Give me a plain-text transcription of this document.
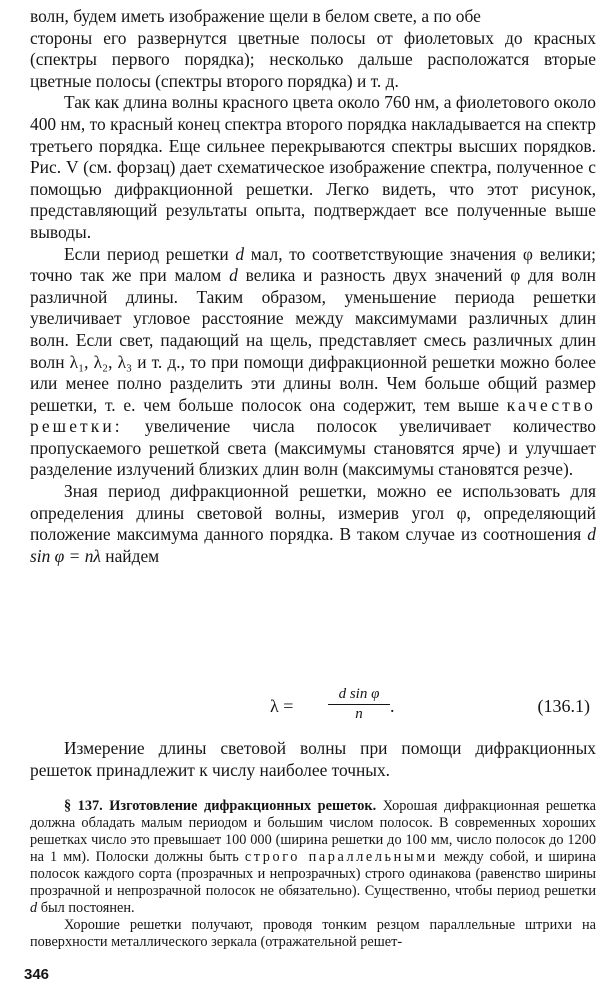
волн, будем иметь изображение щели в белом свете, а по обе

стороны его развернутся цветные полосы от фиолетовых до красных (спектры первого порядка); несколько дальше расположатся вторые цветные полосы (спектры второго порядка) и т. д.

Так как длина волны красного цвета около 760 нм, а фиолетового около 400 нм, то красный конец спектра второго порядка накладывается на спектр третьего порядка. Еще сильнее перекрываются спектры высших порядков. Рис. V (см. форзац) дает схематическое изображение спектра, полученное с помощью дифракционной решетки. Легко видеть, что этот рисунок, представляющий результаты опыта, подтверждает все полученные выше выводы.

Если период решетки d мал, то соответствующие значения φ велики; точно так же при малом d велика и разность двух значений φ для волн различной длины. Таким образом, уменьшение периода решетки увеличивает угловое расстояние между максимумами различных длин волн. Если свет, падающий на щель, представляет смесь различных длин волн λ₁, λ₂, λ₃ и т. д., то при помощи дифракционной решетки можно более или менее полно разделить эти длины волн. Чем больше общий размер решетки, т. е. чем больше полосок она содержит, тем выше качество решетки: увеличение числа полосок увеличивает количество пропускаемого решеткой света (максимумы становятся ярче) и улучшает разделение излучений близких длин волн (максимумы становятся резче).

Зная период дифракционной решетки, можно ее использовать для определения длины световой волны, измерив угол φ, определяющий положение максимума данного порядка. В таком случае из соотношения d sin φ = nλ найдем

$\lambda = \frac{\text{d sin φ}}{n}$ .	(136.1)

Измерение длины световой волны при помощи дифракционных решеток принадлежит к числу наиболее точных.

§ 137. Изготовление дифракционных решеток. Хорошая дифракционная решетка должна обладать малым периодом и большим числом полосок. В современных хороших решетках число это превышает 100 000 (ширина решетки до 100 мм, число полосок до 1200 на 1 мм). Полоски должны быть строго параллельными между собой, и ширина полосок каждого сорта (прозрачных и непрозрачных) строго одинакова (равенство ширины прозрачной и непрозрачной полосок не обязательно). Существенно, чтобы период решетки d был постоянен.

Хорошие решетки получают, проводя тонким резцом параллельные штрихи на поверхности металлического зеркала (отражательной решет-

346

========

▶ **Exercise goal**: From the material above, gather all lines that include the string "помощи" and copy them.

▶ **Problem solution**:
Если период решетки d мал, то соответствующие значения φ велики; точно так же при малом d велика и разность двух значений φ для волн различной длины. Таким образом, уменьшение периода решетки увеличивает угловое расстояние между максимумами различных длин волн. Если свет, падающий на щель, представляет смесь различных длин волн λ₁, λ₂, λ₃ и т. д., то при помощи дифракционной решетки можно более или менее полно разделить эти длины волн. Чем больше общий размер решетки, т. е. чем больше полосок она содержит, тем выше качество решетки: увеличение числа полосок увеличивает количество пропускаемого решеткой света (максимумы становятся ярче) и улучшает разделение излучений близких длин волн (максимумы становятся резче).
Измерение длины световой волны при помощи дифракционных решеток принадлежит к числу наиболее точных.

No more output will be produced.